**Exercise goal:** In the material below, the lines containing the word "this" are required; copy each of them.

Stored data
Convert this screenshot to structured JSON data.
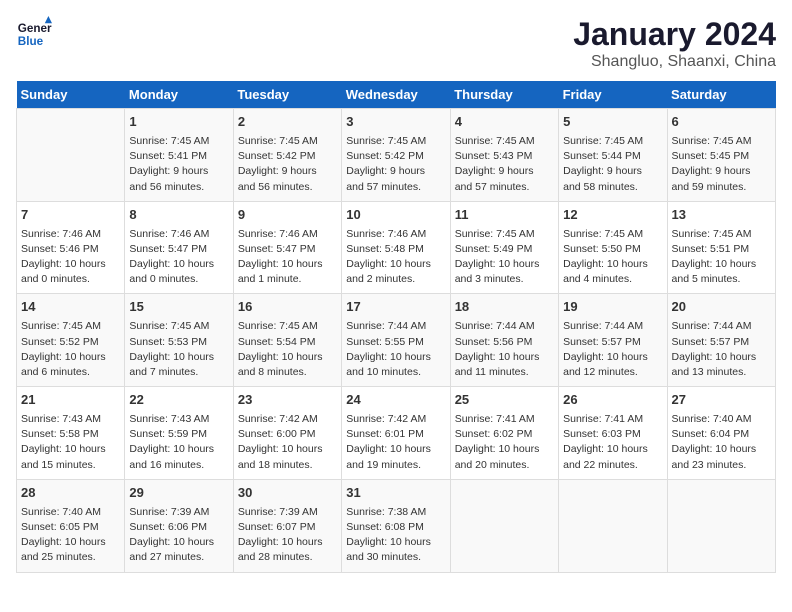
{
  "logo": {
    "line1": "General",
    "line2": "Blue"
  },
  "title": "January 2024",
  "subtitle": "Shangluo, Shaanxi, China",
  "headers": [
    "Sunday",
    "Monday",
    "Tuesday",
    "Wednesday",
    "Thursday",
    "Friday",
    "Saturday"
  ],
  "weeks": [
    [
      {
        "day": "",
        "info": ""
      },
      {
        "day": "1",
        "info": "Sunrise: 7:45 AM\nSunset: 5:41 PM\nDaylight: 9 hours\nand 56 minutes."
      },
      {
        "day": "2",
        "info": "Sunrise: 7:45 AM\nSunset: 5:42 PM\nDaylight: 9 hours\nand 56 minutes."
      },
      {
        "day": "3",
        "info": "Sunrise: 7:45 AM\nSunset: 5:42 PM\nDaylight: 9 hours\nand 57 minutes."
      },
      {
        "day": "4",
        "info": "Sunrise: 7:45 AM\nSunset: 5:43 PM\nDaylight: 9 hours\nand 57 minutes."
      },
      {
        "day": "5",
        "info": "Sunrise: 7:45 AM\nSunset: 5:44 PM\nDaylight: 9 hours\nand 58 minutes."
      },
      {
        "day": "6",
        "info": "Sunrise: 7:45 AM\nSunset: 5:45 PM\nDaylight: 9 hours\nand 59 minutes."
      }
    ],
    [
      {
        "day": "7",
        "info": "Sunrise: 7:46 AM\nSunset: 5:46 PM\nDaylight: 10 hours\nand 0 minutes."
      },
      {
        "day": "8",
        "info": "Sunrise: 7:46 AM\nSunset: 5:47 PM\nDaylight: 10 hours\nand 0 minutes."
      },
      {
        "day": "9",
        "info": "Sunrise: 7:46 AM\nSunset: 5:47 PM\nDaylight: 10 hours\nand 1 minute."
      },
      {
        "day": "10",
        "info": "Sunrise: 7:46 AM\nSunset: 5:48 PM\nDaylight: 10 hours\nand 2 minutes."
      },
      {
        "day": "11",
        "info": "Sunrise: 7:45 AM\nSunset: 5:49 PM\nDaylight: 10 hours\nand 3 minutes."
      },
      {
        "day": "12",
        "info": "Sunrise: 7:45 AM\nSunset: 5:50 PM\nDaylight: 10 hours\nand 4 minutes."
      },
      {
        "day": "13",
        "info": "Sunrise: 7:45 AM\nSunset: 5:51 PM\nDaylight: 10 hours\nand 5 minutes."
      }
    ],
    [
      {
        "day": "14",
        "info": "Sunrise: 7:45 AM\nSunset: 5:52 PM\nDaylight: 10 hours\nand 6 minutes."
      },
      {
        "day": "15",
        "info": "Sunrise: 7:45 AM\nSunset: 5:53 PM\nDaylight: 10 hours\nand 7 minutes."
      },
      {
        "day": "16",
        "info": "Sunrise: 7:45 AM\nSunset: 5:54 PM\nDaylight: 10 hours\nand 8 minutes."
      },
      {
        "day": "17",
        "info": "Sunrise: 7:44 AM\nSunset: 5:55 PM\nDaylight: 10 hours\nand 10 minutes."
      },
      {
        "day": "18",
        "info": "Sunrise: 7:44 AM\nSunset: 5:56 PM\nDaylight: 10 hours\nand 11 minutes."
      },
      {
        "day": "19",
        "info": "Sunrise: 7:44 AM\nSunset: 5:57 PM\nDaylight: 10 hours\nand 12 minutes."
      },
      {
        "day": "20",
        "info": "Sunrise: 7:44 AM\nSunset: 5:57 PM\nDaylight: 10 hours\nand 13 minutes."
      }
    ],
    [
      {
        "day": "21",
        "info": "Sunrise: 7:43 AM\nSunset: 5:58 PM\nDaylight: 10 hours\nand 15 minutes."
      },
      {
        "day": "22",
        "info": "Sunrise: 7:43 AM\nSunset: 5:59 PM\nDaylight: 10 hours\nand 16 minutes."
      },
      {
        "day": "23",
        "info": "Sunrise: 7:42 AM\nSunset: 6:00 PM\nDaylight: 10 hours\nand 18 minutes."
      },
      {
        "day": "24",
        "info": "Sunrise: 7:42 AM\nSunset: 6:01 PM\nDaylight: 10 hours\nand 19 minutes."
      },
      {
        "day": "25",
        "info": "Sunrise: 7:41 AM\nSunset: 6:02 PM\nDaylight: 10 hours\nand 20 minutes."
      },
      {
        "day": "26",
        "info": "Sunrise: 7:41 AM\nSunset: 6:03 PM\nDaylight: 10 hours\nand 22 minutes."
      },
      {
        "day": "27",
        "info": "Sunrise: 7:40 AM\nSunset: 6:04 PM\nDaylight: 10 hours\nand 23 minutes."
      }
    ],
    [
      {
        "day": "28",
        "info": "Sunrise: 7:40 AM\nSunset: 6:05 PM\nDaylight: 10 hours\nand 25 minutes."
      },
      {
        "day": "29",
        "info": "Sunrise: 7:39 AM\nSunset: 6:06 PM\nDaylight: 10 hours\nand 27 minutes."
      },
      {
        "day": "30",
        "info": "Sunrise: 7:39 AM\nSunset: 6:07 PM\nDaylight: 10 hours\nand 28 minutes."
      },
      {
        "day": "31",
        "info": "Sunrise: 7:38 AM\nSunset: 6:08 PM\nDaylight: 10 hours\nand 30 minutes."
      },
      {
        "day": "",
        "info": ""
      },
      {
        "day": "",
        "info": ""
      },
      {
        "day": "",
        "info": ""
      }
    ]
  ]
}
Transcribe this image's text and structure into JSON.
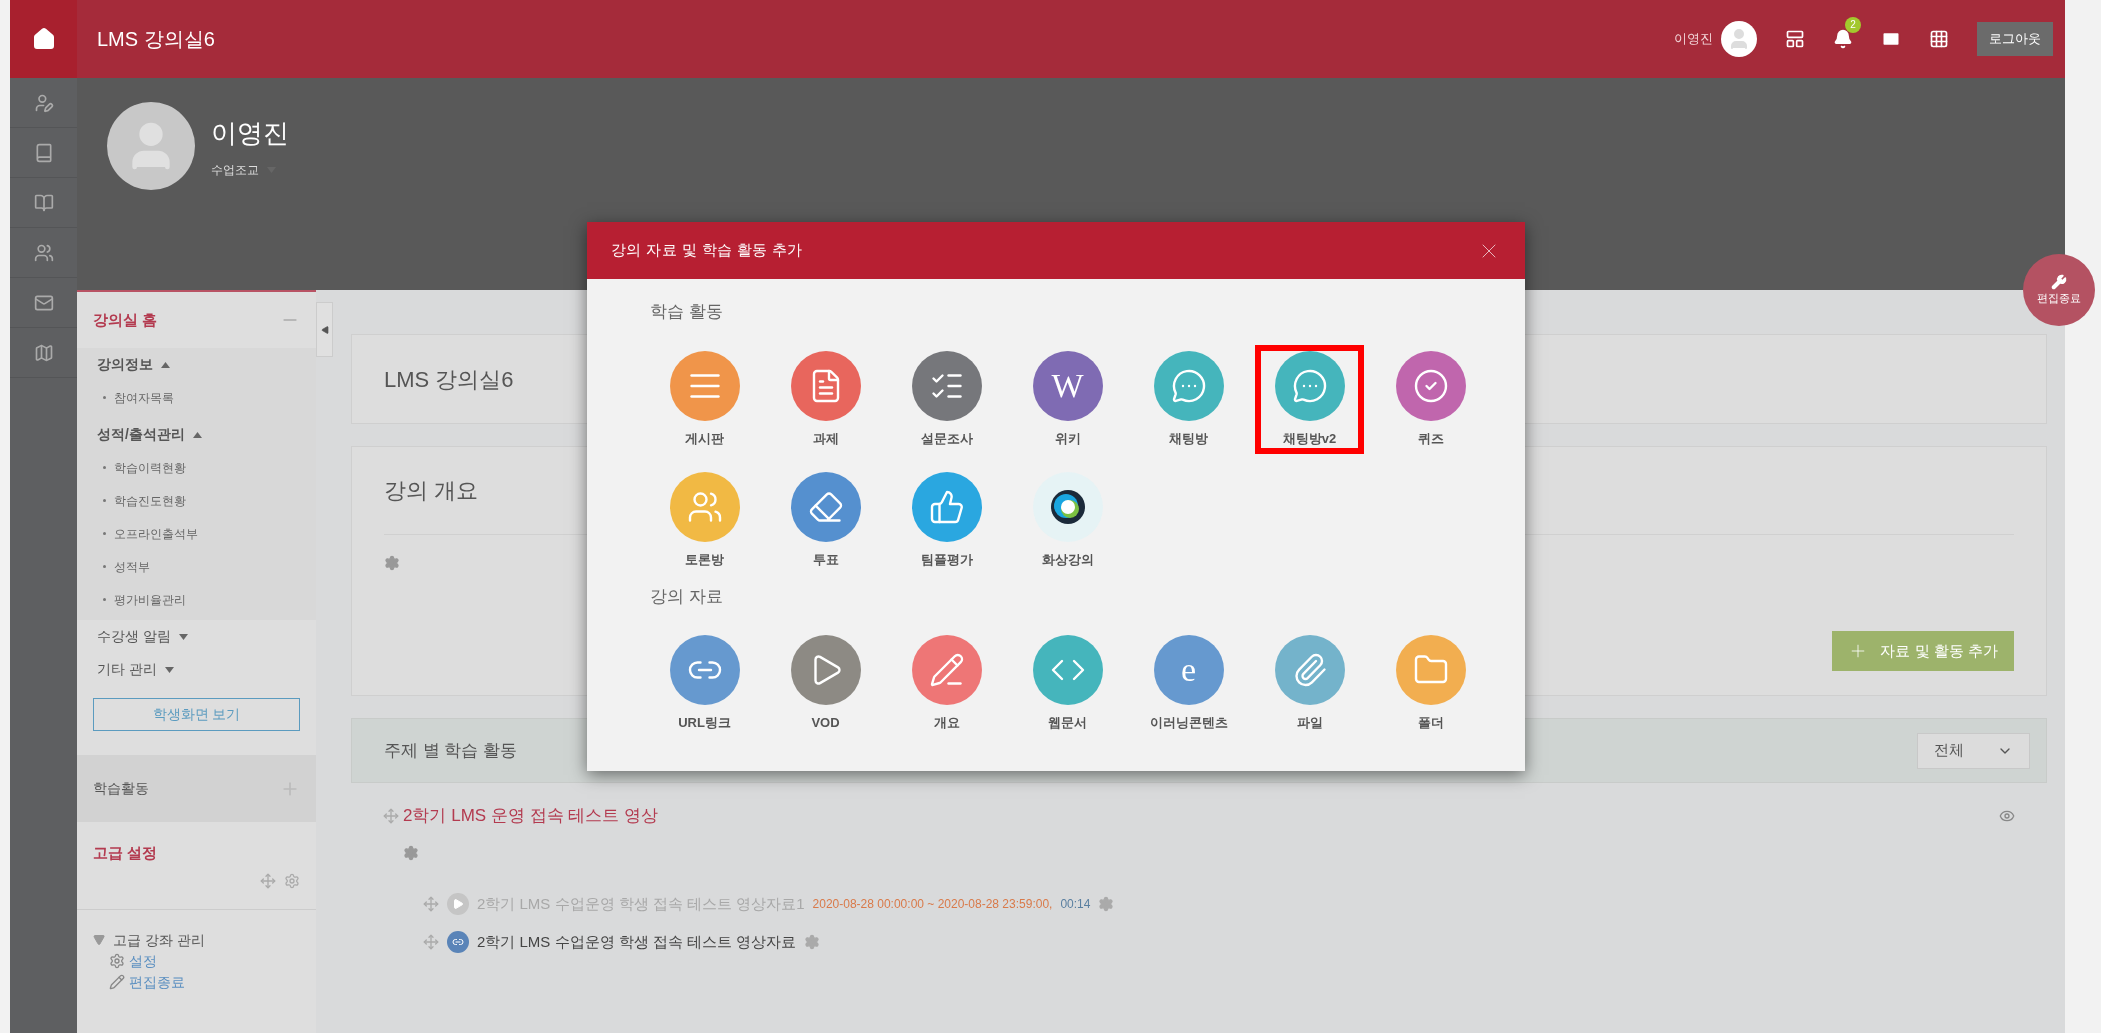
{
  "top_bar": {
    "course_title": "LMS 강의실6",
    "user_name": "이영진",
    "notification_count": "2",
    "logout": "로그아웃"
  },
  "profile": {
    "name": "이영진",
    "role": "수업조교"
  },
  "edit_end_button": "편집종료",
  "sidebar": {
    "home": {
      "title": "강의실 홈"
    },
    "groups": [
      {
        "label": "강의정보",
        "expanded": true,
        "children": [
          {
            "label": "참여자목록"
          }
        ]
      },
      {
        "label": "성적/출석관리",
        "expanded": true,
        "children": [
          {
            "label": "학습이력현황"
          },
          {
            "label": "학습진도현황"
          },
          {
            "label": "오프라인출석부"
          },
          {
            "label": "성적부"
          },
          {
            "label": "평가비율관리"
          }
        ]
      },
      {
        "label": "수강생 알림",
        "expanded": false
      },
      {
        "label": "기타 관리",
        "expanded": false
      }
    ],
    "student_view_button": "학생화면 보기",
    "activities_block": "학습활동",
    "advanced": {
      "title": "고급 설정",
      "tree_title": "고급 강좌 관리",
      "links": [
        {
          "kind": "gear",
          "label": "설정"
        },
        {
          "kind": "pencil",
          "label": "편집종료"
        }
      ]
    }
  },
  "content": {
    "course_card_title": "LMS 강의실6",
    "overview_title": "강의 개요",
    "add_button": "자료 및 활동 추가",
    "topics_title": "주제 별 학습 활동",
    "filter": "전체",
    "topic": {
      "title": "2학기 LMS 운영 접속 테스트 영상",
      "items": [
        {
          "kind": "vod",
          "title": "2학기 LMS 수업운영 학생 접속 테스트 영상자료1",
          "dates": "2020-08-28 00:00:00 ~ 2020-08-28 23:59:00,",
          "duration": "00:14",
          "dimmed": true
        },
        {
          "kind": "url",
          "title": "2학기 LMS 수업운영 학생 접속 테스트 영상자료",
          "dimmed": false
        }
      ]
    }
  },
  "modal": {
    "title": "강의 자료 및 학습 활동 추가",
    "sections": [
      {
        "title": "학습 활동",
        "items": [
          {
            "kind": "lines",
            "label": "게시판",
            "color": "#f0954a",
            "selected": false
          },
          {
            "kind": "document",
            "label": "과제",
            "color": "#e8665d",
            "selected": false
          },
          {
            "kind": "checklist",
            "label": "설문조사",
            "color": "#76777b",
            "selected": false
          },
          {
            "kind": "glyph",
            "glyph": "W",
            "label": "위키",
            "color": "#7f6bb3",
            "selected": false
          },
          {
            "kind": "chat",
            "label": "채팅방",
            "color": "#45b5bc",
            "selected": false
          },
          {
            "kind": "chat",
            "label": "채팅방v2",
            "color": "#45b5bc",
            "selected": true
          },
          {
            "kind": "check",
            "label": "퀴즈",
            "color": "#c066ad",
            "selected": false
          },
          {
            "kind": "people",
            "label": "토론방",
            "color": "#f1b944",
            "selected": false
          },
          {
            "kind": "eraser",
            "label": "투표",
            "color": "#5590cf",
            "selected": false
          },
          {
            "kind": "thumb",
            "label": "팀플평가",
            "color": "#2aa7e0",
            "selected": false
          },
          {
            "kind": "webex",
            "label": "화상강의",
            "color": "#e6f3f5",
            "selected": false
          }
        ]
      },
      {
        "title": "강의 자료",
        "items": [
          {
            "kind": "link",
            "label": "URL링크",
            "color": "#6699cf",
            "selected": false
          },
          {
            "kind": "play",
            "label": "VOD",
            "color": "#8d8a84",
            "selected": false
          },
          {
            "kind": "pencil",
            "label": "개요",
            "color": "#ee7676",
            "selected": false
          },
          {
            "kind": "code",
            "label": "웹문서",
            "color": "#45b5bc",
            "selected": false
          },
          {
            "kind": "glyph",
            "glyph": "e",
            "label": "이러닝콘텐츠",
            "color": "#6699cf",
            "selected": false
          },
          {
            "kind": "clip",
            "label": "파일",
            "color": "#74b3cb",
            "selected": false
          },
          {
            "kind": "folder",
            "label": "폴더",
            "color": "#f2ae50",
            "selected": false
          }
        ]
      }
    ]
  }
}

**Reply to the task:**
Convert this screenshot to structured JSON data.
Transcribe this image's text and structure into JSON.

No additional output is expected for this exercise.